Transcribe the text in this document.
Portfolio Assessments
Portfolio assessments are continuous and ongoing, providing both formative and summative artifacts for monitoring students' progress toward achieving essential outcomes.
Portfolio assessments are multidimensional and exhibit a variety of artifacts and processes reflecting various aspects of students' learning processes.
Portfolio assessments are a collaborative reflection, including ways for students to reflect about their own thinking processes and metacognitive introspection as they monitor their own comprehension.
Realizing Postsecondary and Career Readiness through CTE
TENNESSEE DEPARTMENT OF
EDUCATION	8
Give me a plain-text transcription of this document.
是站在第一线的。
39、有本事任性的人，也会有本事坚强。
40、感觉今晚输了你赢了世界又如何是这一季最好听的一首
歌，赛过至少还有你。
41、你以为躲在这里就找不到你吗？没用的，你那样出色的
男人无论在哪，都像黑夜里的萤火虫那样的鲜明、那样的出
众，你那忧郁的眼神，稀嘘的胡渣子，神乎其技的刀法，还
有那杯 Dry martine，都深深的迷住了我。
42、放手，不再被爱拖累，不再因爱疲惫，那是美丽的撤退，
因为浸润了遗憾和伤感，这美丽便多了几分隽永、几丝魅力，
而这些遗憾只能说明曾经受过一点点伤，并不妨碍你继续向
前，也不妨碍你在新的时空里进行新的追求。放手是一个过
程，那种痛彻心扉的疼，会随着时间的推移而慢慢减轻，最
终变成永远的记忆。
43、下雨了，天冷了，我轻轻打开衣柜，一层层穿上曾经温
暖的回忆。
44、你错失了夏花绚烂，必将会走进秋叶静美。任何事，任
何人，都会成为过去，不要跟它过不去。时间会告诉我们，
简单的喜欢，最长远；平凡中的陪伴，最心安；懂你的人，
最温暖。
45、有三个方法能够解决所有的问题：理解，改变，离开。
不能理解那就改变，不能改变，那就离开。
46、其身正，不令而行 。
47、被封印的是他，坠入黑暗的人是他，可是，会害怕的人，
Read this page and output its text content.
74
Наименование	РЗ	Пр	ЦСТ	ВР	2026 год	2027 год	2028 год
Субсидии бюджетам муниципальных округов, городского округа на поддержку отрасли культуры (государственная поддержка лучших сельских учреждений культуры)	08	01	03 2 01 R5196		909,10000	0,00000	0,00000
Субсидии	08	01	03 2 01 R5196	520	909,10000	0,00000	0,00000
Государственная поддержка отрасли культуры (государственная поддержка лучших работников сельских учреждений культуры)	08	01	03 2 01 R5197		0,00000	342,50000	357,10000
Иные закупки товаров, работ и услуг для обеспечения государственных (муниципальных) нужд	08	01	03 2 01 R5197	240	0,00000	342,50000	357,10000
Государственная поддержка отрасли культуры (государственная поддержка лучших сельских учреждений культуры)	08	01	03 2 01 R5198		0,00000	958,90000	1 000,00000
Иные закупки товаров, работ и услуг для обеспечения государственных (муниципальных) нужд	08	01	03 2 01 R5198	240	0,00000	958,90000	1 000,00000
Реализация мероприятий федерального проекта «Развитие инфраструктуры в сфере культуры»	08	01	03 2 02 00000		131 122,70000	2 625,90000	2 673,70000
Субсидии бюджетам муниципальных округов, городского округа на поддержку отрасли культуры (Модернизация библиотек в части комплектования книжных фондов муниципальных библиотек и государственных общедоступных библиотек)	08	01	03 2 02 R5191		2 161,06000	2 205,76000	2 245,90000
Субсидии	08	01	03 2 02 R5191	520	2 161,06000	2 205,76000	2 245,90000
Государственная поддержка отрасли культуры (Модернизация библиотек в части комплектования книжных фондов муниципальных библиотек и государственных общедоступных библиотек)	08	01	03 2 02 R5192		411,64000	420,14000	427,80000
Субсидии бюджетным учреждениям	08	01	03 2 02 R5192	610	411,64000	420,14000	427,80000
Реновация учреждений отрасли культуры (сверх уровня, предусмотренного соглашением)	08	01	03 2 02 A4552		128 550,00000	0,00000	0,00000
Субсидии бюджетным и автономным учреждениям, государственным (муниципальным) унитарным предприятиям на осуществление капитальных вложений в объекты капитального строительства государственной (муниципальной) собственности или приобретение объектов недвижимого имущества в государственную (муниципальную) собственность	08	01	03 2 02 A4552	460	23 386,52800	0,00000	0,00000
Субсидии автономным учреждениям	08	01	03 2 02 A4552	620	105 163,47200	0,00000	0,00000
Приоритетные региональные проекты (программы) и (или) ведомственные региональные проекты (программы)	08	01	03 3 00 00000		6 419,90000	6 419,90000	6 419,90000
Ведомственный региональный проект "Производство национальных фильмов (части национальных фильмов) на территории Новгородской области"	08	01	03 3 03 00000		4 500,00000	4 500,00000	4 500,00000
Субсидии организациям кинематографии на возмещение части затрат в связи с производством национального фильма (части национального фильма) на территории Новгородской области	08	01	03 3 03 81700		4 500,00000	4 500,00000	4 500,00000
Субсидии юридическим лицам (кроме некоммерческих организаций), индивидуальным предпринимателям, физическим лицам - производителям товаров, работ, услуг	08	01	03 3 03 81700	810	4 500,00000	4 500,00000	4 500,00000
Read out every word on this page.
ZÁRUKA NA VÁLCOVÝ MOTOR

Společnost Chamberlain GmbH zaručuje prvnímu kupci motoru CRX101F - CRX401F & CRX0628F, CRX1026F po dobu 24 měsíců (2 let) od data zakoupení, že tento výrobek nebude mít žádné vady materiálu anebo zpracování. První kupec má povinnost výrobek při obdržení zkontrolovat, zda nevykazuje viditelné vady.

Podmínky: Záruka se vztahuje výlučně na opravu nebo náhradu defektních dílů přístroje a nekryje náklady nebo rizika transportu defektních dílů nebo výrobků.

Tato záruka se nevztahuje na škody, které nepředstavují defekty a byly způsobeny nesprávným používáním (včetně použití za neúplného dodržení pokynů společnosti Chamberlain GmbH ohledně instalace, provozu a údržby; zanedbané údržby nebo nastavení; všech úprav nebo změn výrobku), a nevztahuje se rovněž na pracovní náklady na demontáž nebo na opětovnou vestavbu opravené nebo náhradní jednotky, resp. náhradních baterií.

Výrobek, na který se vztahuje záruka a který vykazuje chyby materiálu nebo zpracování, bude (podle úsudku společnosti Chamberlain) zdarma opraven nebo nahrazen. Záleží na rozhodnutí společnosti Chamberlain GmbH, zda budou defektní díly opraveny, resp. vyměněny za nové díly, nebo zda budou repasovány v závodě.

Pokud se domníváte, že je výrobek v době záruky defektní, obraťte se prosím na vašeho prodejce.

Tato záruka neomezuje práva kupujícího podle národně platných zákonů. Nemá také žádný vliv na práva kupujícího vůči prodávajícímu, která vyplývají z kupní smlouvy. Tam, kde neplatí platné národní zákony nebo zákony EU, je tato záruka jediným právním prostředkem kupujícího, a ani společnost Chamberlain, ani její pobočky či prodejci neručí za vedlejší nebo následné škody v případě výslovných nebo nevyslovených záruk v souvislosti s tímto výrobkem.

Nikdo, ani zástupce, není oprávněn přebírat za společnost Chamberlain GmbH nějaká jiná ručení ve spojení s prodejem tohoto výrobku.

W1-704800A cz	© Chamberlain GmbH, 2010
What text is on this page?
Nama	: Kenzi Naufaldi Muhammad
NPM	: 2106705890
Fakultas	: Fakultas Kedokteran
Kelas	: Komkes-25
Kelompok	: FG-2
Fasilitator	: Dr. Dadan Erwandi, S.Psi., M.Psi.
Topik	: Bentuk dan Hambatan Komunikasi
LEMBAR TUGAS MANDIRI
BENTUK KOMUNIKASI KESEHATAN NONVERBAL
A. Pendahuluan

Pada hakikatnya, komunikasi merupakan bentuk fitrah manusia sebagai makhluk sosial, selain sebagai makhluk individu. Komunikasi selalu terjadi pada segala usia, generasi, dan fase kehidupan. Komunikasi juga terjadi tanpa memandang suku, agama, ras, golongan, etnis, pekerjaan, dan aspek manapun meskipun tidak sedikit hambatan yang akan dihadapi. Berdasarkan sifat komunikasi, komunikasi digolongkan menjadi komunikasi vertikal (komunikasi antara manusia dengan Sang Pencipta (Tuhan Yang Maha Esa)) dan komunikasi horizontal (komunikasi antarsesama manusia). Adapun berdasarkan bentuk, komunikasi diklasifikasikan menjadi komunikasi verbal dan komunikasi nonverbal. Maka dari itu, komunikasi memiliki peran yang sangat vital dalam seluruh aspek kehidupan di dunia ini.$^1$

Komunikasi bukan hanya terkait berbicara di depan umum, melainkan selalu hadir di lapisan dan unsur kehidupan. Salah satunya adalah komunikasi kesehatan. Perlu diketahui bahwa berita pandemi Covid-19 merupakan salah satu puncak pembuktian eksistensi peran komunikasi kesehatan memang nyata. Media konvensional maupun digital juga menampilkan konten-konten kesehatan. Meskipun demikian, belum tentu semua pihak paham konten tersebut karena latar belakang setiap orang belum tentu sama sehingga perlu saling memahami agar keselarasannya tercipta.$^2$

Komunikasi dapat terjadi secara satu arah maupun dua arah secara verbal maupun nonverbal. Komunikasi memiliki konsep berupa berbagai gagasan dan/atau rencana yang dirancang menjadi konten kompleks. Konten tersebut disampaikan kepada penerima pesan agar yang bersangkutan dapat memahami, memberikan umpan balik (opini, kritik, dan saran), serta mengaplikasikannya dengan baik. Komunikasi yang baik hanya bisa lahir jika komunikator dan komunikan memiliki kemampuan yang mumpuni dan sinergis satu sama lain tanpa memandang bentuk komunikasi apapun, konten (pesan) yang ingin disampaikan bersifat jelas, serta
· · ·
AIM
Count each line of the data where the word "document" appears, then reply with the total only.

COMPLETE OUTPUT
2